▸ Dataset records
━━━━━━━━━━━━━━━━━━━━━━━━━━━━━━

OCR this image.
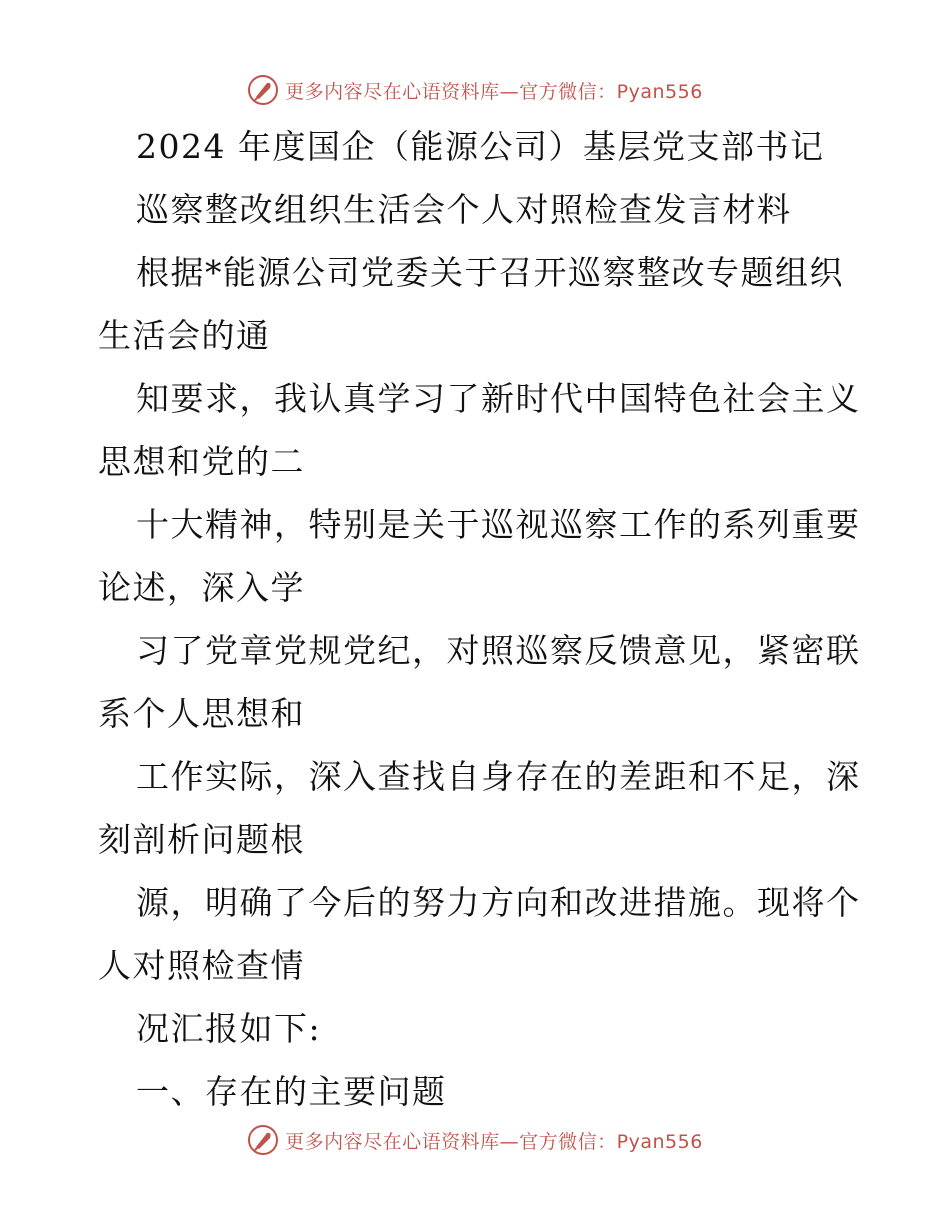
更多内容尽在心语资料库—官方微信：Pyan556
2024 年度国企（能源公司）基层党支部书记
巡察整改组织生活会个人对照检查发言材料
根据*能源公司党委关于召开巡察整改专题组织
生活会的通
知要求，我认真学习了新时代中国特色社会主义
思想和党的二
十大精神，特别是关于巡视巡察工作的系列重要
论述，深入学
习了党章党规党纪，对照巡察反馈意见，紧密联
系个人思想和
工作实际，深入查找自身存在的差距和不足，深
刻剖析问题根
源，明确了今后的努力方向和改进措施。现将个
人对照检查情
况汇报如下:
一、存在的主要问题
更多内容尽在心语资料库—官方微信：Pyan556
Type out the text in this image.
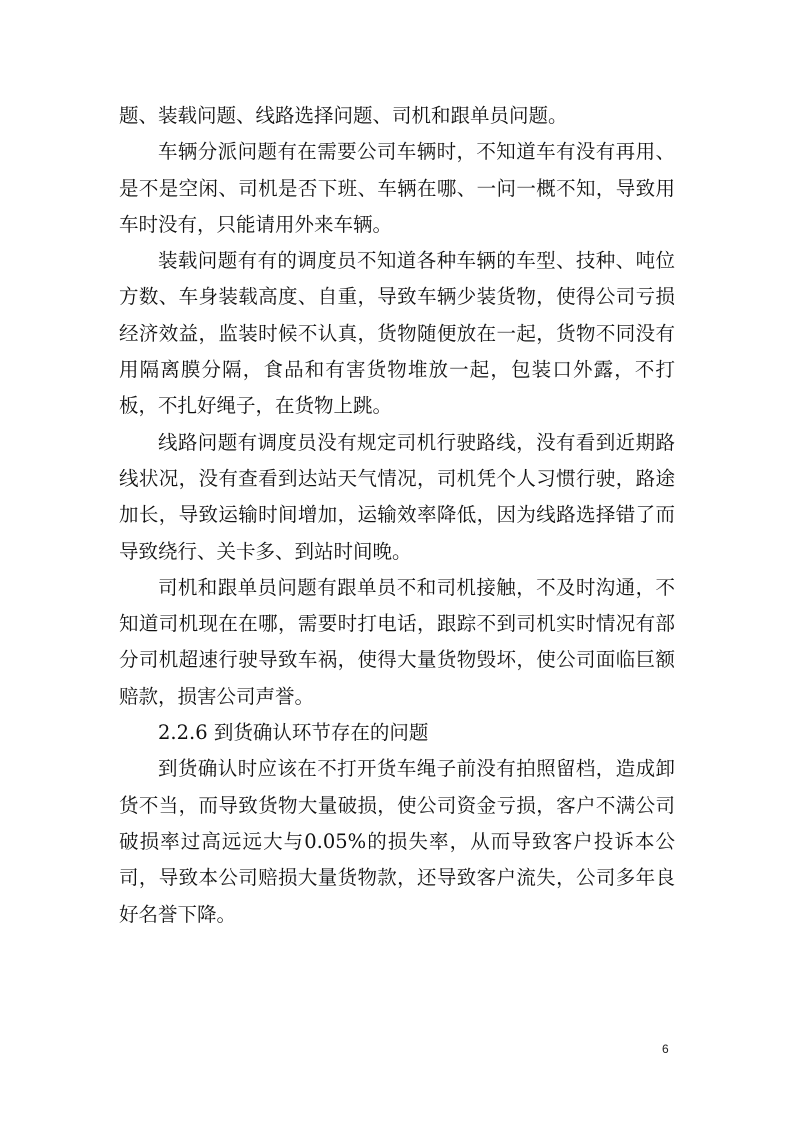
题、装载问题、线路选择问题、司机和跟单员问题。

车辆分派问题有在需要公司车辆时，不知道车有没有再用、是不是空闲、司机是否下班、车辆在哪、一问一概不知，导致用车时没有，只能请用外来车辆。

装载问题有有的调度员不知道各种车辆的车型、技种、吨位方数、车身装载高度、自重，导致车辆少装货物，使得公司亏损经济效益，监装时候不认真，货物随便放在一起，货物不同没有用隔离膜分隔，食品和有害货物堆放一起，包装口外露，不打板，不扎好绳子，在货物上跳。

线路问题有调度员没有规定司机行驶路线，没有看到近期路线状况，没有查看到达站天气情况，司机凭个人习惯行驶，路途加长，导致运输时间增加，运输效率降低，因为线路选择错了而导致绕行、关卡多、到站时间晚。

司机和跟单员问题有跟单员不和司机接触，不及时沟通，不知道司机现在在哪，需要时打电话，跟踪不到司机实时情况有部分司机超速行驶导致车祸，使得大量货物毁坏，使公司面临巨额赔款，损害公司声誉。

2.2.6 到货确认环节存在的问题

到货确认时应该在不打开货车绳子前没有拍照留档，造成卸货不当，而导致货物大量破损，使公司资金亏损，客户不满公司破损率过高远远大与0.05%的损失率，从而导致客户投诉本公司，导致本公司赔损大量货物款，还导致客户流失，公司多年良好名誉下降。

6
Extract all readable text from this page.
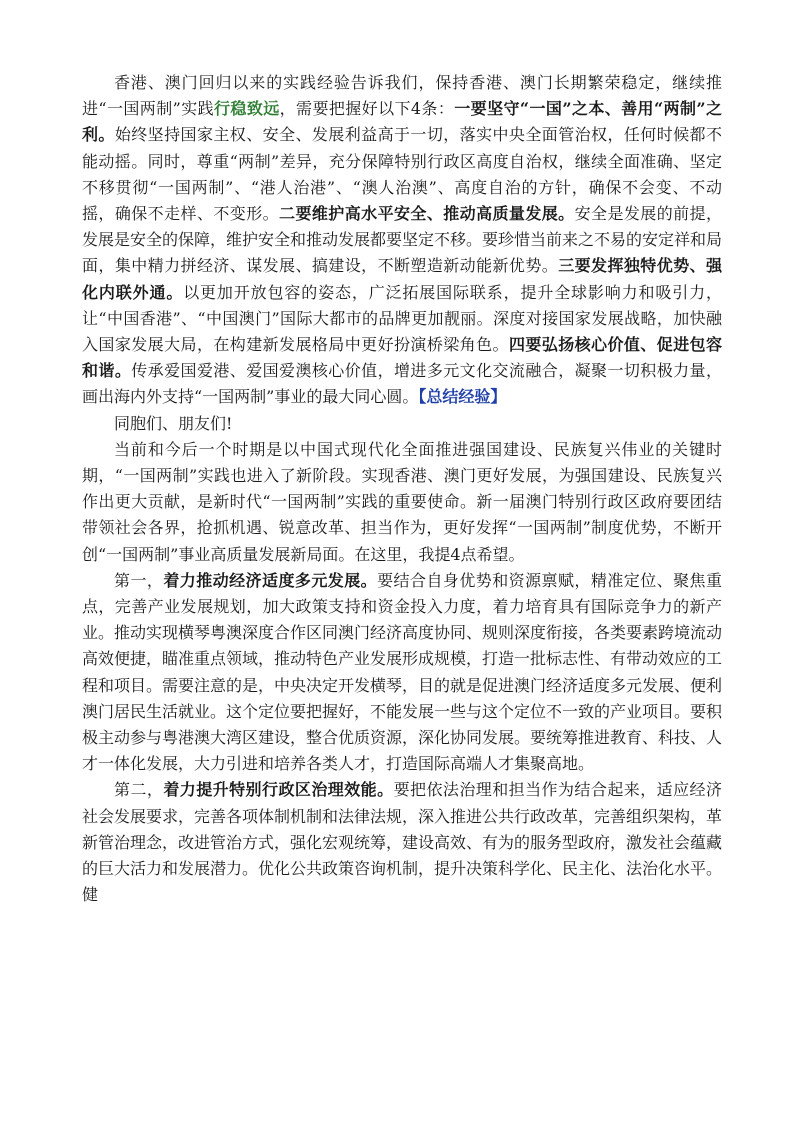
香港、澳门回归以来的实践经验告诉我们，保持香港、澳门长期繁荣稳定，继续推进“一国两制”实践行稳致远，需要把握好以下4条：一要坚守“一国”之本、善用“两制”之利。始终坚持国家主权、安全、发展利益高于一切，落实中央全面管治权，任何时候都不能动摇。同时，尊重“两制”差异，充分保障特别行政区高度自治权，继续全面准确、坚定不移贯彻“一国两制”、“港人治港”、“澳人治澳”、高度自治的方针，确保不会变、不动摇，确保不走样、不变形。二要维护高水平安全、推动高质量发展。安全是发展的前提，发展是安全的保障，维护安全和推动发展都要坚定不移。要珍惜当前来之不易的安定祥和局面，集中精力拼经济、谋发展、搞建设，不断塑造新动能新优势。三要发挥独特优势、强化内联外通。以更加开放包容的姿态，广泛拓展国际联系，提升全球影响力和吸引力，让“中国香港”、“中国澳门”国际大都市的品牌更加靓丽。深度对接国家发展战略，加快融入国家发展大局，在构建新发展格局中更好扮演桥梁角色。四要弘扬核心价值、促进包容和谐。传承爱国爱港、爱国爱澳核心价值，增进多元文化交流融合，凝聚一切积极力量，画出海内外支持“一国两制”事业的最大同心圆。【总结经验】

同胞们、朋友们!

当前和今后一个时期是以中国式现代化全面推进强国建设、民族复兴伟业的关键时期，“一国两制”实践也进入了新阶段。实现香港、澳门更好发展，为强国建设、民族复兴作出更大贡献，是新时代“一国两制”实践的重要使命。新一届澳门特别行政区政府要团结带领社会各界，抢抓机遇、锐意改革、担当作为，更好发挥“一国两制”制度优势，不断开创“一国两制”事业高质量发展新局面。在这里，我提4点希望。

第一，着力推动经济适度多元发展。要结合自身优势和资源禀赋，精准定位、聚焦重点，完善产业发展规划，加大政策支持和资金投入力度，着力培育具有国际竞争力的新产业。推动实现横琴粤澳深度合作区同澳门经济高度协同、规则深度衔接，各类要素跨境流动高效便捷，瞄准重点领域，推动特色产业发展形成规模，打造一批标志性、有带动效应的工程和项目。需要注意的是，中央决定开发横琴，目的就是促进澳门经济适度多元发展、便利澳门居民生活就业。这个定位要把握好，不能发展一些与这个定位不一致的产业项目。要积极主动参与粤港澳大湾区建设，整合优质资源，深化协同发展。要统筹推进教育、科技、人才一体化发展，大力引进和培养各类人才，打造国际高端人才集聚高地。

第二，着力提升特别行政区治理效能。要把依法治理和担当作为结合起来，适应经济社会发展要求，完善各项体制机制和法律法规，深入推进公共行政改革，完善组织架构，革新管治理念，改进管治方式，强化宏观统筹，建设高效、有为的服务型政府，激发社会蕴藏的巨大活力和发展潜力。优化公共政策咨询机制，提升决策科学化、民主化、法治化水平。健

━━━━━━━━━━━━━━━━━━━━━━━━━━━━━━

Give back every line exactly as it stands, pictures excluded.

OCR this image.
更多内容尽在心语资料库—官方微信：Pyan556
2024 年度国企（能源公司）基层党支部书记
巡察整改组织生活会个人对照检查发言材料
根据*能源公司党委关于召开巡察整改专题组织
生活会的通
知要求，我认真学习了新时代中国特色社会主义
思想和党的二
十大精神，特别是关于巡视巡察工作的系列重要
论述，深入学
习了党章党规党纪，对照巡察反馈意见，紧密联
系个人思想和
工作实际，深入查找自身存在的差距和不足，深
刻剖析问题根
源，明确了今后的努力方向和改进措施。现将个
人对照检查情
况汇报如下:
一、存在的主要问题
更多内容尽在心语资料库—官方微信：Pyan556
Type out the text in this image.
题、装载问题、线路选择问题、司机和跟单员问题。

车辆分派问题有在需要公司车辆时，不知道车有没有再用、是不是空闲、司机是否下班、车辆在哪、一问一概不知，导致用车时没有，只能请用外来车辆。

装载问题有有的调度员不知道各种车辆的车型、技种、吨位方数、车身装载高度、自重，导致车辆少装货物，使得公司亏损经济效益，监装时候不认真，货物随便放在一起，货物不同没有用隔离膜分隔，食品和有害货物堆放一起，包装口外露，不打板，不扎好绳子，在货物上跳。

线路问题有调度员没有规定司机行驶路线，没有看到近期路线状况，没有查看到达站天气情况，司机凭个人习惯行驶，路途加长，导致运输时间增加，运输效率降低，因为线路选择错了而导致绕行、关卡多、到站时间晚。

司机和跟单员问题有跟单员不和司机接触，不及时沟通，不知道司机现在在哪，需要时打电话，跟踪不到司机实时情况有部分司机超速行驶导致车祸，使得大量货物毁坏，使公司面临巨额赔款，损害公司声誉。

2.2.6 到货确认环节存在的问题

到货确认时应该在不打开货车绳子前没有拍照留档，造成卸货不当，而导致货物大量破损，使公司资金亏损，客户不满公司破损率过高远远大与0.05%的损失率，从而导致客户投诉本公司，导致本公司赔损大量货物款，还导致客户流失，公司多年良好名誉下降。

6
Extract all readable text from this page.
香港、澳门回归以来的实践经验告诉我们，保持香港、澳门长期繁荣稳定，继续推进“一国两制”实践行稳致远，需要把握好以下4条：一要坚守“一国”之本、善用“两制”之利。始终坚持国家主权、安全、发展利益高于一切，落实中央全面管治权，任何时候都不能动摇。同时，尊重“两制”差异，充分保障特别行政区高度自治权，继续全面准确、坚定不移贯彻“一国两制”、“港人治港”、“澳人治澳”、高度自治的方针，确保不会变、不动摇，确保不走样、不变形。二要维护高水平安全、推动高质量发展。安全是发展的前提，发展是安全的保障，维护安全和推动发展都要坚定不移。要珍惜当前来之不易的安定祥和局面，集中精力拼经济、谋发展、搞建设，不断塑造新动能新优势。三要发挥独特优势、强化内联外通。以更加开放包容的姿态，广泛拓展国际联系，提升全球影响力和吸引力，让“中国香港”、“中国澳门”国际大都市的品牌更加靓丽。深度对接国家发展战略，加快融入国家发展大局，在构建新发展格局中更好扮演桥梁角色。四要弘扬核心价值、促进包容和谐。传承爱国爱港、爱国爱澳核心价值，增进多元文化交流融合，凝聚一切积极力量，画出海内外支持“一国两制”事业的最大同心圆。【总结经验】

同胞们、朋友们!

当前和今后一个时期是以中国式现代化全面推进强国建设、民族复兴伟业的关键时期，“一国两制”实践也进入了新阶段。实现香港、澳门更好发展，为强国建设、民族复兴作出更大贡献，是新时代“一国两制”实践的重要使命。新一届澳门特别行政区政府要团结带领社会各界，抢抓机遇、锐意改革、担当作为，更好发挥“一国两制”制度优势，不断开创“一国两制”事业高质量发展新局面。在这里，我提4点希望。

第一，着力推动经济适度多元发展。要结合自身优势和资源禀赋，精准定位、聚焦重点，完善产业发展规划，加大政策支持和资金投入力度，着力培育具有国际竞争力的新产业。推动实现横琴粤澳深度合作区同澳门经济高度协同、规则深度衔接，各类要素跨境流动高效便捷，瞄准重点领域，推动特色产业发展形成规模，打造一批标志性、有带动效应的工程和项目。需要注意的是，中央决定开发横琴，目的就是促进澳门经济适度多元发展、便利澳门居民生活就业。这个定位要把握好，不能发展一些与这个定位不一致的产业项目。要积极主动参与粤港澳大湾区建设，整合优质资源，深化协同发展。要统筹推进教育、科技、人才一体化发展，大力引进和培养各类人才，打造国际高端人才集聚高地。

第二，着力提升特别行政区治理效能。要把依法治理和担当作为结合起来，适应经济社会发展要求，完善各项体制机制和法律法规，深入推进公共行政改革，完善组织架构，革新管治理念，改进管治方式，强化宏观统筹，建设高效、有为的服务型政府，激发社会蕴藏的巨大活力和发展潜力。优化公共政策咨询机制，提升决策科学化、民主化、法治化水平。健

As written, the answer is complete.